§ **Problem to work on**:
Your task is to transcribe all of the data below exactly, omitting the images.

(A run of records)
- - -

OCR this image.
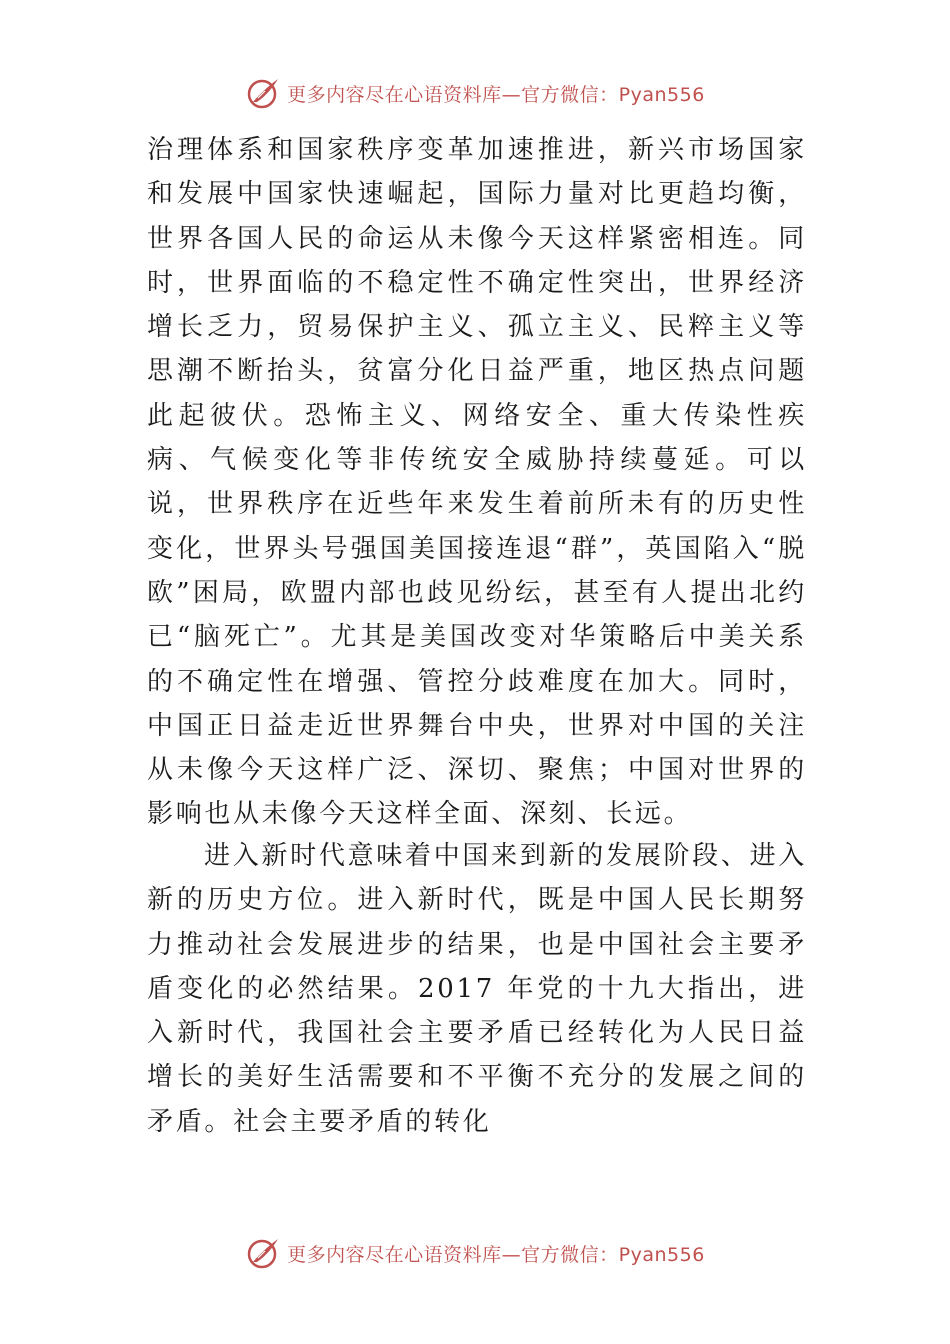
更多内容尽在心语资料库—官方微信：Pyan556

治理体系和国家秩序变革加速推进，新兴市场国家和发展中国家快速崛起，国际力量对比更趋均衡，世界各国人民的命运从未像今天这样紧密相连。同时，世界面临的不稳定性不确定性突出，世界经济增长乏力，贸易保护主义、孤立主义、民粹主义等思潮不断抬头，贫富分化日益严重，地区热点问题此起彼伏。恐怖主义、网络安全、重大传染性疾病、气候变化等非传统安全威胁持续蔓延。可以说，世界秩序在近些年来发生着前所未有的历史性变化，世界头号强国美国接连退“群”，英国陷入“脱欧”困局，欧盟内部也歧见纷纭，甚至有人提出北约已“脑死亡”。尤其是美国改变对华策略后中美关系的不确定性在增强、管控分歧难度在加大。同时，中国正日益走近世界舞台中央，世界对中国的关注从未像今天这样广泛、深切、聚焦；中国对世界的影响也从未像今天这样全面、深刻、长远。

进入新时代意味着中国来到新的发展阶段、进入新的历史方位。进入新时代，既是中国人民长期努力推动社会发展进步的结果，也是中国社会主要矛盾变化的必然结果。2017 年党的十九大指出，进入新时代，我国社会主要矛盾已经转化为人民日益增长的美好生活需要和不平衡不充分的发展之间的矛盾。社会主要矛盾的转化

更多内容尽在心语资料库—官方微信：Pyan556
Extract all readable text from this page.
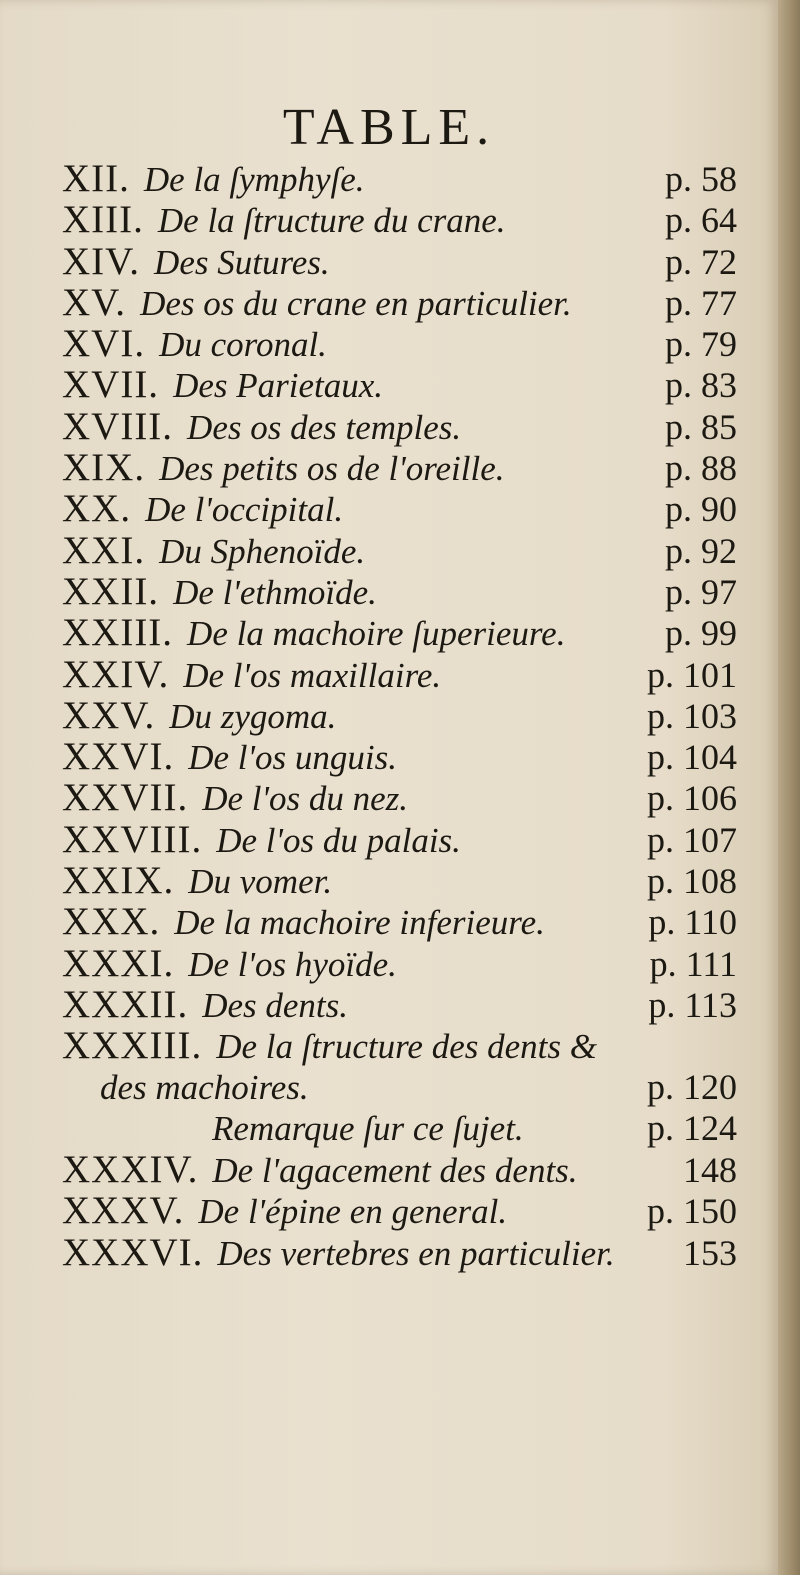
TABLE.
XII. De la ſymphyſe.	p. 58
XIII. De la ſtructure du crane.	p. 64
XIV. Des Sutures.	p. 72
XV. Des os du crane en particulier.	p. 77
XVI. Du coronal.	p. 79
XVII. Des Parietaux.	p. 83
XVIII. Des os des temples.	p. 85
XIX. Des petits os de l'oreille.	p. 88
XX. De l'occipital.	p. 90
XXI. Du Sphenoïde.	p. 92
XXII. De l'ethmoïde.	p. 97
XXIII. De la machoire ſuperieure.	p. 99
XXIV. De l'os maxillaire.	p. 101
XXV. Du zygoma.	p. 103
XXVI. De l'os unguis.	p. 104
XXVII. De l'os du nez.	p. 106
XXVIII. De l'os du palais.	p. 107
XXIX. Du vomer.	p. 108
XXX. De la machoire inferieure.	p. 110
XXXI. De l'os hyoïde.	p. 111
XXXII. Des dents.	p. 113
XXXIII. De la ſtructure des dents &
des machoires.	p. 120
Remarque ſur ce ſujet.	p. 124
XXXIV. De l'agacement des dents.	148
XXXV. De l'épine en general.	p. 150
XXXVI. Des vertebres en particulier. 153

- - -

§ **Solution for this problem**:
OCR this image.
更多内容尽在心语资料库—官方微信：Pyan556

治理体系和国家秩序变革加速推进，新兴市场国家和发展中国家快速崛起，国际力量对比更趋均衡，世界各国人民的命运从未像今天这样紧密相连。同时，世界面临的不稳定性不确定性突出，世界经济增长乏力，贸易保护主义、孤立主义、民粹主义等思潮不断抬头，贫富分化日益严重，地区热点问题此起彼伏。恐怖主义、网络安全、重大传染性疾病、气候变化等非传统安全威胁持续蔓延。可以说，世界秩序在近些年来发生着前所未有的历史性变化，世界头号强国美国接连退“群”，英国陷入“脱欧”困局，欧盟内部也歧见纷纭，甚至有人提出北约已“脑死亡”。尤其是美国改变对华策略后中美关系的不确定性在增强、管控分歧难度在加大。同时，中国正日益走近世界舞台中央，世界对中国的关注从未像今天这样广泛、深切、聚焦；中国对世界的影响也从未像今天这样全面、深刻、长远。

进入新时代意味着中国来到新的发展阶段、进入新的历史方位。进入新时代，既是中国人民长期努力推动社会发展进步的结果，也是中国社会主要矛盾变化的必然结果。2017 年党的十九大指出，进入新时代，我国社会主要矛盾已经转化为人民日益增长的美好生活需要和不平衡不充分的发展之间的矛盾。社会主要矛盾的转化

更多内容尽在心语资料库—官方微信：Pyan556
Extract all readable text from this page.
TABLE.
XII. De la ſymphyſe.	p. 58
XIII. De la ſtructure du crane.	p. 64
XIV. Des Sutures.	p. 72
XV. Des os du crane en particulier.	p. 77
XVI. Du coronal.	p. 79
XVII. Des Parietaux.	p. 83
XVIII. Des os des temples.	p. 85
XIX. Des petits os de l'oreille.	p. 88
XX. De l'occipital.	p. 90
XXI. Du Sphenoïde.	p. 92
XXII. De l'ethmoïde.	p. 97
XXIII. De la machoire ſuperieure.	p. 99
XXIV. De l'os maxillaire.	p. 101
XXV. Du zygoma.	p. 103
XXVI. De l'os unguis.	p. 104
XXVII. De l'os du nez.	p. 106
XXVIII. De l'os du palais.	p. 107
XXIX. Du vomer.	p. 108
XXX. De la machoire inferieure.	p. 110
XXXI. De l'os hyoïde.	p. 111
XXXII. Des dents.	p. 113
XXXIII. De la ſtructure des dents &
des machoires.	p. 120
Remarque ſur ce ſujet.	p. 124
XXXIV. De l'agacement des dents.	148
XXXV. De l'épine en general.	p. 150
XXXVI. Des vertebres en particulier. 153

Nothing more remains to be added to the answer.